╭──

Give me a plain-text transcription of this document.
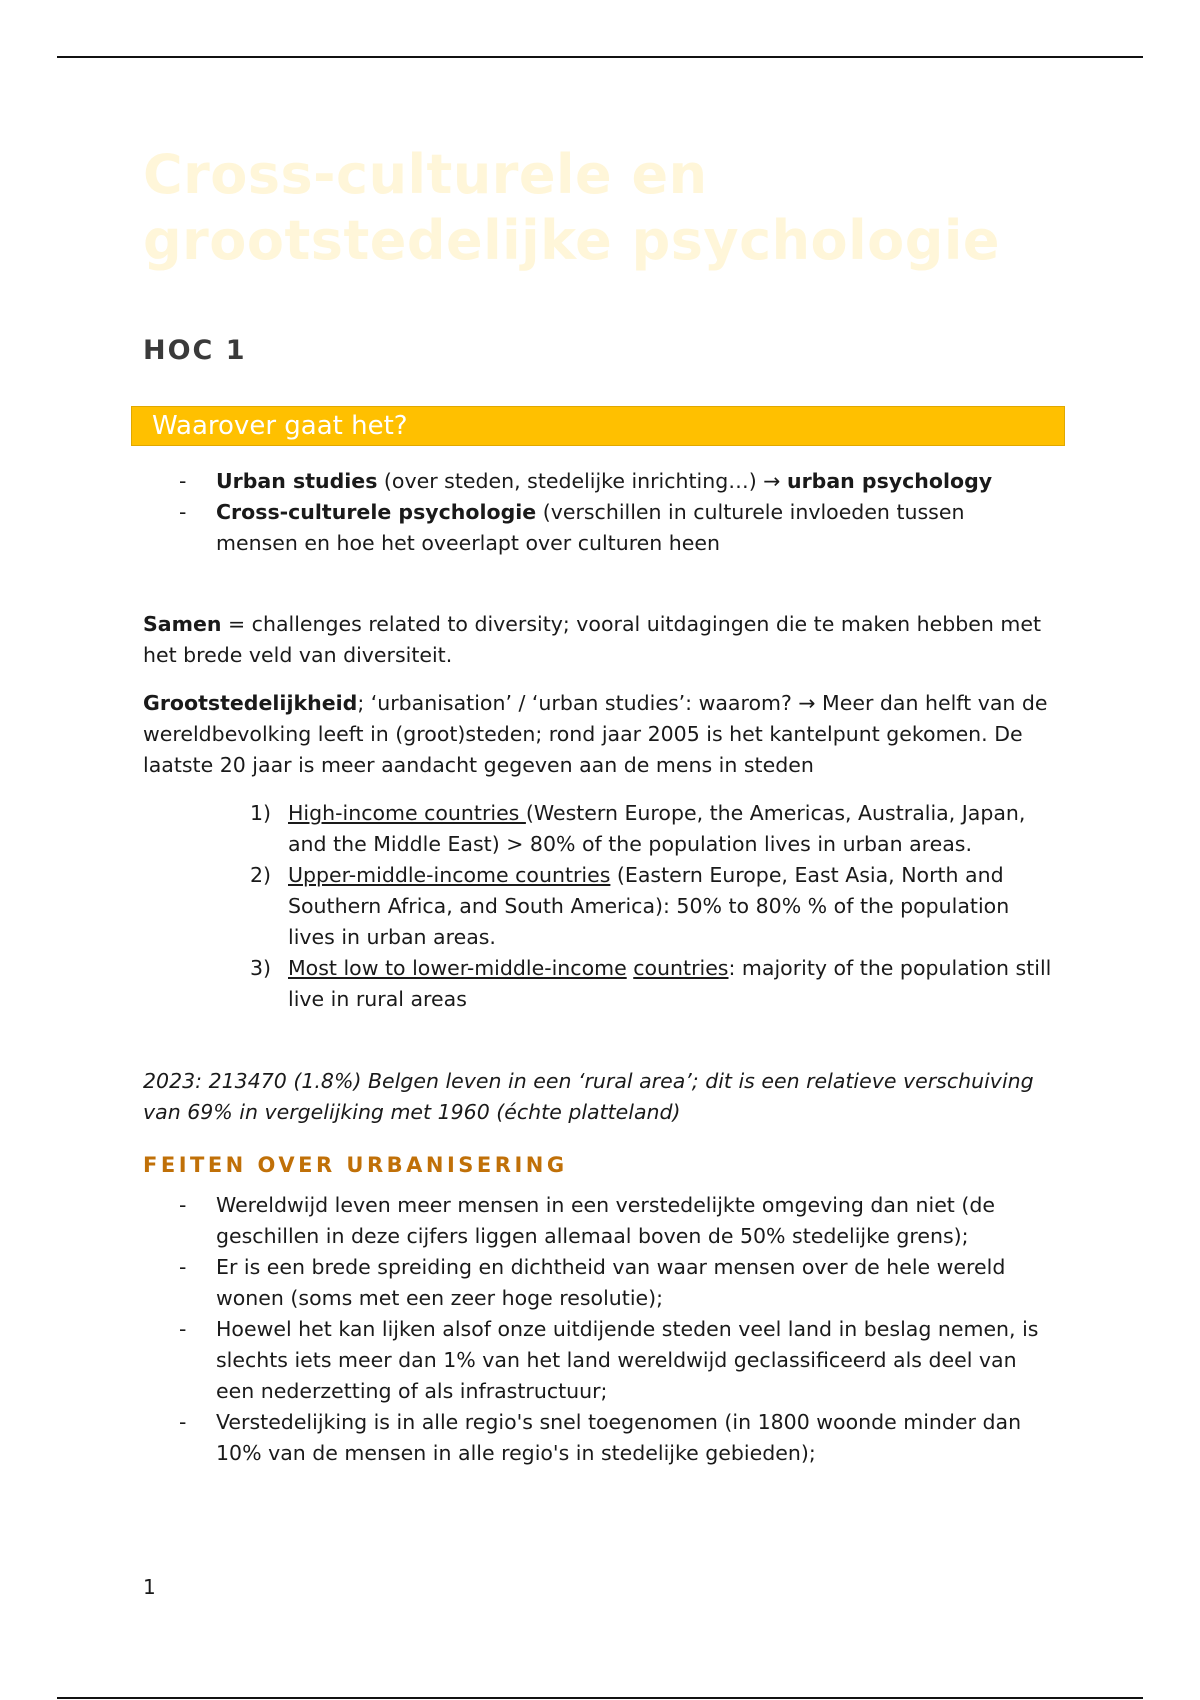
Cross-culturele en grootstedelijke psychologie
HOC 1
Waarover gaat het?
- Urban studies (over steden, stedelijke inrichting…) → urban psychology
- Cross-culturele psychologie (verschillen in culturele invloeden tussen mensen en hoe het oveerlapt over culturen heen

Samen = challenges related to diversity; vooral uitdagingen die te maken hebben met het brede veld van diversiteit.

Grootstedelijkheid; ‘urbanisation’ / ‘urban studies’: waarom? → Meer dan helft van de wereldbevolking leeft in (groot)steden; rond jaar 2005 is het kantelpunt gekomen. De laatste 20 jaar is meer aandacht gegeven aan de mens in steden

1) High-income countries (Western Europe, the Americas, Australia, Japan, and the Middle East) > 80% of the population lives in urban areas.
2) Upper-middle-income countries (Eastern Europe, East Asia, North and Southern Africa, and South America): 50% to 80% % of the population lives in urban areas.
3) Most low to lower-middle-income countries: majority of the population still live in rural areas

2023: 213470 (1.8%) Belgen leven in een ‘rural area’; dit is een relatieve verschuiving van 69% in vergelijking met 1960 (échte platteland)

FEITEN OVER URBANISERING
- Wereldwijd leven meer mensen in een verstedelijkte omgeving dan niet (de geschillen in deze cijfers liggen allemaal boven de 50% stedelijke grens);
- Er is een brede spreiding en dichtheid van waar mensen over de hele wereld wonen (soms met een zeer hoge resolutie);
- Hoewel het kan lijken alsof onze uitdijende steden veel land in beslag nemen, is slechts iets meer dan 1% van het land wereldwijd geclassificeerd als deel van een nederzetting of als infrastructuur;
- Verstedelijking is in alle regio's snel toegenomen (in 1800 woonde minder dan 10% van de mensen in alle regio's in stedelijke gebieden);
1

╰──

Task to complete: Restate the whole of the material word for word without the pictures.

Completed exercise:
Give me a plain-text transcription of this document.
Cross-culturele en grootstedelijke psychologie
HOC 1
Waarover gaat het?
- Urban studies (over steden, stedelijke inrichting…) → urban psychology
- Cross-culturele psychologie (verschillen in culturele invloeden tussen mensen en hoe het oveerlapt over culturen heen

Samen = challenges related to diversity; vooral uitdagingen die te maken hebben met het brede veld van diversiteit.

Grootstedelijkheid; ‘urbanisation’ / ‘urban studies’: waarom? → Meer dan helft van de wereldbevolking leeft in (groot)steden; rond jaar 2005 is het kantelpunt gekomen. De laatste 20 jaar is meer aandacht gegeven aan de mens in steden

1) High-income countries (Western Europe, the Americas, Australia, Japan, and the Middle East) > 80% of the population lives in urban areas.
2) Upper-middle-income countries (Eastern Europe, East Asia, North and Southern Africa, and South America): 50% to 80% % of the population lives in urban areas.
3) Most low to lower-middle-income countries: majority of the population still live in rural areas

2023: 213470 (1.8%) Belgen leven in een ‘rural area’; dit is een relatieve verschuiving van 69% in vergelijking met 1960 (échte platteland)

FEITEN OVER URBANISERING
- Wereldwijd leven meer mensen in een verstedelijkte omgeving dan niet (de geschillen in deze cijfers liggen allemaal boven de 50% stedelijke grens);
- Er is een brede spreiding en dichtheid van waar mensen over de hele wereld wonen (soms met een zeer hoge resolutie);
- Hoewel het kan lijken alsof onze uitdijende steden veel land in beslag nemen, is slechts iets meer dan 1% van het land wereldwijd geclassificeerd als deel van een nederzetting of als infrastructuur;
- Verstedelijking is in alle regio's snel toegenomen (in 1800 woonde minder dan 10% van de mensen in alle regio's in stedelijke gebieden);
1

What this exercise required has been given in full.